[Dataset items]
+---+

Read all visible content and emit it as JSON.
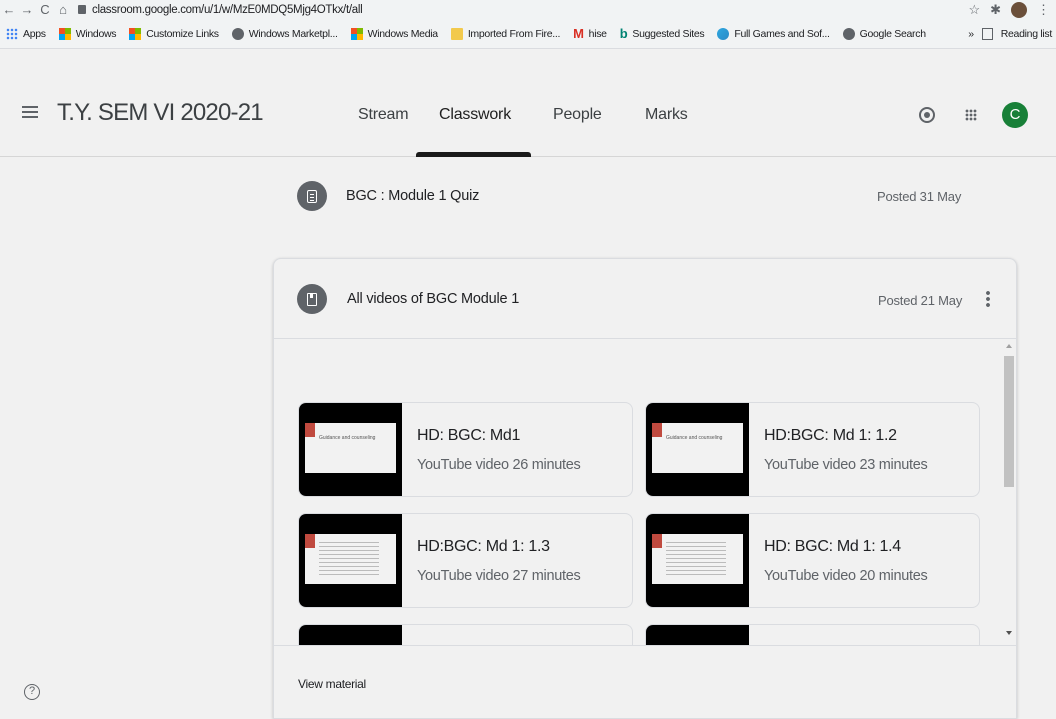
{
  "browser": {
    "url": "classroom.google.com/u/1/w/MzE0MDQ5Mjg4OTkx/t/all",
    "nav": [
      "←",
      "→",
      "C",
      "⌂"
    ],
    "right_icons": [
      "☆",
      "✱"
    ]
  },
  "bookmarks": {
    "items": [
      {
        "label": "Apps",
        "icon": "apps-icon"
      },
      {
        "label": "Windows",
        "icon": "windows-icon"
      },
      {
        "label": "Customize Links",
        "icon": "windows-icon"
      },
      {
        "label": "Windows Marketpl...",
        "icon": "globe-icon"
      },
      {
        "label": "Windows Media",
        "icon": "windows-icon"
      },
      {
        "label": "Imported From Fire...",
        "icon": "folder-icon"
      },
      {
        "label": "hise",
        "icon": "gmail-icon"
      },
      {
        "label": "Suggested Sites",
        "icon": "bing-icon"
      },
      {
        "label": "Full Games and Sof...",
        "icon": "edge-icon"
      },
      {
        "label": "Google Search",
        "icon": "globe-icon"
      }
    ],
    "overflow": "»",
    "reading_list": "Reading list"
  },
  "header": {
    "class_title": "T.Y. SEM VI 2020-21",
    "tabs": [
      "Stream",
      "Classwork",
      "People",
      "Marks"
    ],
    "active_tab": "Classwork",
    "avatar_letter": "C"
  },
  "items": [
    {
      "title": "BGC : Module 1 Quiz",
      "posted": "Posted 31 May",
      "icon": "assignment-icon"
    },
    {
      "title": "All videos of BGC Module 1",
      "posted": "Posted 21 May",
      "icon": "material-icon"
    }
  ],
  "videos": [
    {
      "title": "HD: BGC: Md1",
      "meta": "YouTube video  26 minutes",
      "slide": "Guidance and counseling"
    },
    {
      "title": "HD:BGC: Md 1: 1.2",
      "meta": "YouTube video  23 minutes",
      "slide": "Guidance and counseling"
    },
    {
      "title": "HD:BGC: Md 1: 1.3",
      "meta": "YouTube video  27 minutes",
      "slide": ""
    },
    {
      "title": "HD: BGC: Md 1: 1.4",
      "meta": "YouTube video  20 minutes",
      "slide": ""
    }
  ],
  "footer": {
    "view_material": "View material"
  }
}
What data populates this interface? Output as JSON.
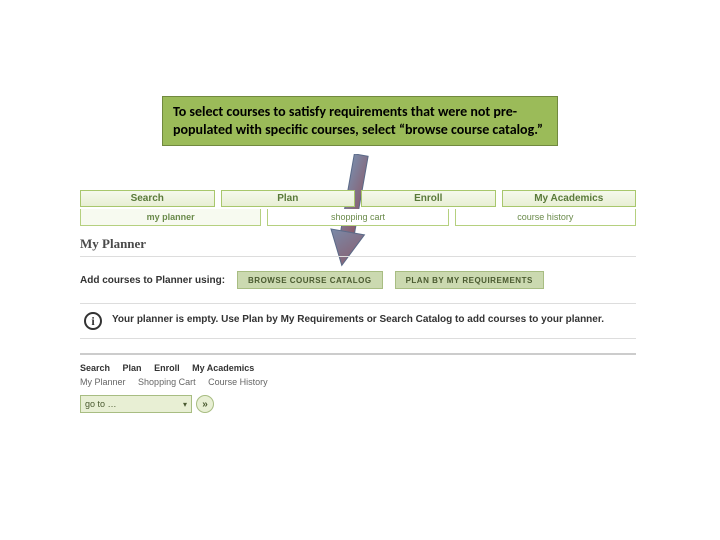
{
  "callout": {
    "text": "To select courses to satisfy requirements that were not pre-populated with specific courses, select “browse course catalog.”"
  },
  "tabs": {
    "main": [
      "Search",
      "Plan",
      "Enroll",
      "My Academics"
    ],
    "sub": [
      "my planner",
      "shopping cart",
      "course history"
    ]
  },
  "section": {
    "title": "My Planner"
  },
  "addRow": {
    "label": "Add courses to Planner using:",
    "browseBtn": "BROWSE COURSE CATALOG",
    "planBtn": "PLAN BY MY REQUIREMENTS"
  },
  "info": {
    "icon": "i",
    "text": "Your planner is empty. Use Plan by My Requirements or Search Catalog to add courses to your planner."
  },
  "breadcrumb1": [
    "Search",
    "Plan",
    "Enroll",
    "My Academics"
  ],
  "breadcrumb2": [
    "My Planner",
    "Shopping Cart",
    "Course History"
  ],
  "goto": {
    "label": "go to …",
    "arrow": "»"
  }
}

+---+

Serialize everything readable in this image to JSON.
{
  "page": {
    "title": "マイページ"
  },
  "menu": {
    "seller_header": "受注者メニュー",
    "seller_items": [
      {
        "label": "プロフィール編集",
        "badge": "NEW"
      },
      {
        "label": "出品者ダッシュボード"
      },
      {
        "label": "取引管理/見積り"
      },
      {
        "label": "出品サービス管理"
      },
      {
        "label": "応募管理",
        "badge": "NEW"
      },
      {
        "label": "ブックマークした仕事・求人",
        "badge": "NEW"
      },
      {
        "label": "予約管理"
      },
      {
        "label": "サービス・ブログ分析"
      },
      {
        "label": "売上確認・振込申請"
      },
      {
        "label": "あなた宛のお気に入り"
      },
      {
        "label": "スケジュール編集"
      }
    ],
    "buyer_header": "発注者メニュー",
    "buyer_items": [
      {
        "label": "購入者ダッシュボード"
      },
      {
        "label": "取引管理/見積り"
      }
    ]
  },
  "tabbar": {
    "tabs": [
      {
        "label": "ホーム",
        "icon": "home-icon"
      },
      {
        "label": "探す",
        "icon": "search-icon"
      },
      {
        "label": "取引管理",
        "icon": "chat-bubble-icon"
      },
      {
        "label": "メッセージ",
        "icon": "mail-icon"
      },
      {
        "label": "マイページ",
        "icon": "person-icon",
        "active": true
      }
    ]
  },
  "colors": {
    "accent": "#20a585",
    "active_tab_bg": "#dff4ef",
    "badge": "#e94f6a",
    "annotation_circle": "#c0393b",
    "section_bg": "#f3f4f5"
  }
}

+---+

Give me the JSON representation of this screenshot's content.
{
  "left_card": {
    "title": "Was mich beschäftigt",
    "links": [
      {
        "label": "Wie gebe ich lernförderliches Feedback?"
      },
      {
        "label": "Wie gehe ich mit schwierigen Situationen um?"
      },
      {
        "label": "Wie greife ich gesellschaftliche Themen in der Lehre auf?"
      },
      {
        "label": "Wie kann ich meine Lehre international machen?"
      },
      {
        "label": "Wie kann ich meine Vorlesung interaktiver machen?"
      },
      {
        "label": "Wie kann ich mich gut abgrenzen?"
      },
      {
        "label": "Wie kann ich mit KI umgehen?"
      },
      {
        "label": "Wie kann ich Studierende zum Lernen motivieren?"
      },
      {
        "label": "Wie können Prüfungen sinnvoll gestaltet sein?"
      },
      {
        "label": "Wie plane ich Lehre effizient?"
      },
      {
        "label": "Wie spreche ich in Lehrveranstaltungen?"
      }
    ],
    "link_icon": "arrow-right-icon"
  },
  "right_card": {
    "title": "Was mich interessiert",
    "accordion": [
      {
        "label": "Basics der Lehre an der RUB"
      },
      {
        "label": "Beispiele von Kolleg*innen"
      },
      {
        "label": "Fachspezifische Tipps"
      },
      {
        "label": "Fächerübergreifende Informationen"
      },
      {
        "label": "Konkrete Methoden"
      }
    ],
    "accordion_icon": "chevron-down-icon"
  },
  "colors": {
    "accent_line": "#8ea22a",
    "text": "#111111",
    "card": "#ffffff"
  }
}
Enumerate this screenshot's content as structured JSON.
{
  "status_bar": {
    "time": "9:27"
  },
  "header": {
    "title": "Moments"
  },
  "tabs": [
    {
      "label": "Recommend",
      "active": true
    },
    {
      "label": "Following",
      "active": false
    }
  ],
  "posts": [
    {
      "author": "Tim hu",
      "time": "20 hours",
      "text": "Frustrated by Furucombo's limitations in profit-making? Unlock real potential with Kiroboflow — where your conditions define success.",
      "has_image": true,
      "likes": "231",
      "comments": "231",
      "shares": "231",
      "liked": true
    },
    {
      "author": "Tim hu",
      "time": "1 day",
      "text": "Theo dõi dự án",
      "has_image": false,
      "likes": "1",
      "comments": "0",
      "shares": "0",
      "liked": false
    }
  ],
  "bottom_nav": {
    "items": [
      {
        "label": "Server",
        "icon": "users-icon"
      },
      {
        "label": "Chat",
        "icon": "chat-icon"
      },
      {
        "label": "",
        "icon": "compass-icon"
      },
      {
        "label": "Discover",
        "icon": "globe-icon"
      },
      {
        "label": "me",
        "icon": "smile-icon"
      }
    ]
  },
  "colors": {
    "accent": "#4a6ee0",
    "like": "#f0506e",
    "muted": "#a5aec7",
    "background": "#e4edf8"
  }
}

+---+

• [EXERCISE GOAL]:
Return a copy of every line that includes the word "mich".

• [SOLUTION TO THIS TASK]:
    "title": "Was mich beschäftigt",
        "label": "Wie kann ich mich gut abgrenzen?"
    "title": "Was mich interessiert",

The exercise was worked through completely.